### [TEXT BLOCK]
>>>>

Saint-Yan is a commune in the Saône-et-Loire department in the region of Bourgogne-Franche-Comté in eastern France.

==Geography==
The Arconce forms part of the commune's southern border and the Loire part of its western border.

==Climate==

Climate data for Saint-Yan (1991–2020 averages)

<<<<

### [DATA FOR ANALYSIS]
>>>>

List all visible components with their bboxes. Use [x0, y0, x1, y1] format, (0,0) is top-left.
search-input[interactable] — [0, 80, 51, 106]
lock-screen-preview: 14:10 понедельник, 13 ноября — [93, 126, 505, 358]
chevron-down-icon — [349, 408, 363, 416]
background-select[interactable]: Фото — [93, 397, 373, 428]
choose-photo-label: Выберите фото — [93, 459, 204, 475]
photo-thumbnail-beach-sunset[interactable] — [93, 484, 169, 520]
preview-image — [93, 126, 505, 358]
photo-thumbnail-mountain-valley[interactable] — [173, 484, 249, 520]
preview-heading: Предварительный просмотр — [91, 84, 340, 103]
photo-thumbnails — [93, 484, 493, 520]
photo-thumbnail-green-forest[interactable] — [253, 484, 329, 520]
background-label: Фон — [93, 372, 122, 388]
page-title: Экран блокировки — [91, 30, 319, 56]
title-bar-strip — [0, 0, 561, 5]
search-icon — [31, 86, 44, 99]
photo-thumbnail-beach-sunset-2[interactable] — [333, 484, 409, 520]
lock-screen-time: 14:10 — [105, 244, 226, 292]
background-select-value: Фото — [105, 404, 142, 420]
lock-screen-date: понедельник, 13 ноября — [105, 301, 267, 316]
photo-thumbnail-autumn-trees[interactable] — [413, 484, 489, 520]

<<<<

### [ASSIGNED TASK 1]
Retype everything in the Saint-Yan text from "Saint-Yan is a" down to "Saint-Yan (1991–2020 averages)", keeping every character unchanged.
### [ASSIGNED TASK 2]
Which place names does the Saint-Yan text mention? List each one once.

### [TASK RESULT 1]
Saint-Yan is a commune in the Saône-et-Loire department in the region of Bourgogne-Franche-Comté in eastern France.

==Geography==
The Arconce forms part of the commune's southern border and the Loire part of its western border.

==Climate==

Climate data for Saint-Yan (1991–2020 averages)

### [TASK RESULT 2]
Saint-Yan
Saône-et-Loire
Bourgogne-Franche-Comté
France
Arconce
Loire